Document extract =>
····················

On May 18, 2023, the CCI approved the acquisition of Credit Suisse Group (‘Credit Suisse’) AG by UBS Group AG (‘UBS’) (together, “Parties”) by way of an absorption merger, with UBS being the surviving legal entity (‘Proposed Combination’[1]). As part of the absorption, all Credit Suisse’s assets, liabilities, and contracts will be transferred to UBS in their entirety and Credit Suisse will cease to exist as a separate legal entity by operation of law, upon completion of the Proposed Combination. Therefore, UBS will acquire complete control over Credit Suisse post completion of the Proposed Combination.
Parties to Proposed Combination
UBS is a multinational investment bank and financial services company founded and based in Switzerland, and active globally. UBS is the ultimate controlling entity for the group. UBS’ businesses comprise wealth management, asset management, investment banking services, and retail and corporate banking. In India, UBS’s business is primarily focused on brokerage services.
Credit Suisse is a multinational investment bank and financial services company founded and based in Switzerland. Credit Suisse is active globally and its businesses comprise wealth management, asset management, investment banking services, and retail and corporate banking. In India, Credit Suisse’s businesses comprise wealth management, investment banking, and financial market services.

····················

Exercise task 1 =>
Copy the listing lines from the line with "126, 700, 141]" to the line with "250, 332, 531]", reproducing each one unchanged.

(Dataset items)
····················

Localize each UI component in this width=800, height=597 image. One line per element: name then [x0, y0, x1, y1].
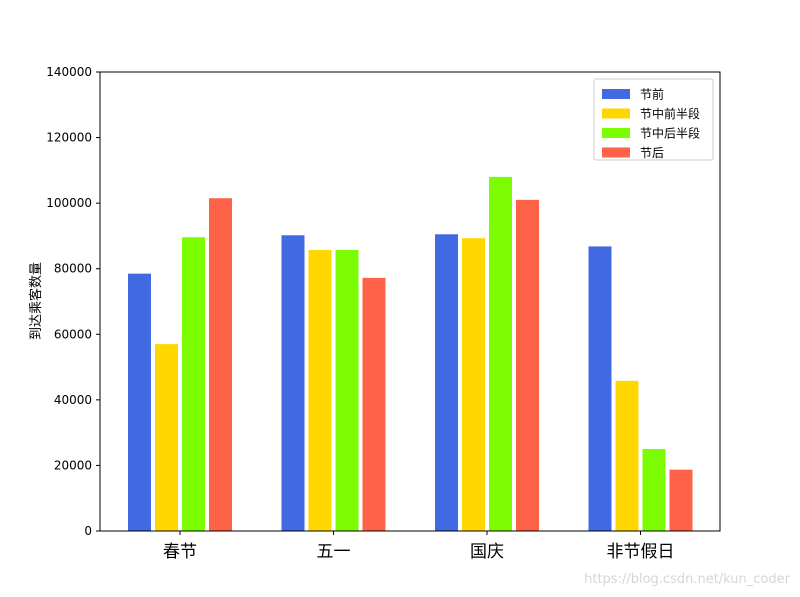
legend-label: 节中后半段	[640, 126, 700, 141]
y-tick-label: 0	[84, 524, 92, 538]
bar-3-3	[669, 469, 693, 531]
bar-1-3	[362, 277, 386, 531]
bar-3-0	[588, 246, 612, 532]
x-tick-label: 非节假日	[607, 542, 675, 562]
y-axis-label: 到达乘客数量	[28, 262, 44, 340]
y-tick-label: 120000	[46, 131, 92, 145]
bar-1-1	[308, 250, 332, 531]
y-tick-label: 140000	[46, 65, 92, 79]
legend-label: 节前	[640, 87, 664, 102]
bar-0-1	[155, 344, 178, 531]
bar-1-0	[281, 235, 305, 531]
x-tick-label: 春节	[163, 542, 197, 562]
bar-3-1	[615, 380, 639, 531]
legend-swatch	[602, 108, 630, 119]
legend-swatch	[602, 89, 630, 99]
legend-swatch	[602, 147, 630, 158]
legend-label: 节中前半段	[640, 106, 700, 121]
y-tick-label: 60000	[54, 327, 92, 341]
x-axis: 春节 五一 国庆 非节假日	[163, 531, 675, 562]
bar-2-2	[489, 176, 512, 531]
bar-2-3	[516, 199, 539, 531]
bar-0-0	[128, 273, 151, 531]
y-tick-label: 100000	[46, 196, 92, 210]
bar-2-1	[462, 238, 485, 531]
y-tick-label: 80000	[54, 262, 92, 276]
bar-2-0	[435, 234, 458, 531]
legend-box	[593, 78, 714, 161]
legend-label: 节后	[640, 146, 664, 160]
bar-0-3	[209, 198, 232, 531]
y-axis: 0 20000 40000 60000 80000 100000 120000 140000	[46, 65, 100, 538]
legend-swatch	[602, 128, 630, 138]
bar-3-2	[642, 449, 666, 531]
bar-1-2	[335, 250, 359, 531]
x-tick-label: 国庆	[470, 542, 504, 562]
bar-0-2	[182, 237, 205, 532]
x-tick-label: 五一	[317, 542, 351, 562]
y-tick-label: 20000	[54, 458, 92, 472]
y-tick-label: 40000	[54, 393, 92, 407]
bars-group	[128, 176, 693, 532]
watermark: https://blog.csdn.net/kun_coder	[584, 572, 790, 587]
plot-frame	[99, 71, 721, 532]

····················

Exercise task 2 =>
In the merger summary, what is UBS's business in India primarily focused on?

Right answer 1 =>
legend-label: 节中后半段	[640, 126, 700, 141]
y-tick-label: 0	[84, 524, 92, 538]
bar-3-3	[669, 469, 693, 531]
bar-1-3	[362, 277, 386, 531]
bar-3-0	[588, 246, 612, 532]
x-tick-label: 非节假日	[607, 542, 675, 562]
y-axis-label: 到达乘客数量	[28, 262, 44, 340]
y-tick-label: 120000	[46, 131, 92, 145]
bar-1-1	[308, 250, 332, 531]

Right answer 2 =>
Brokerage services.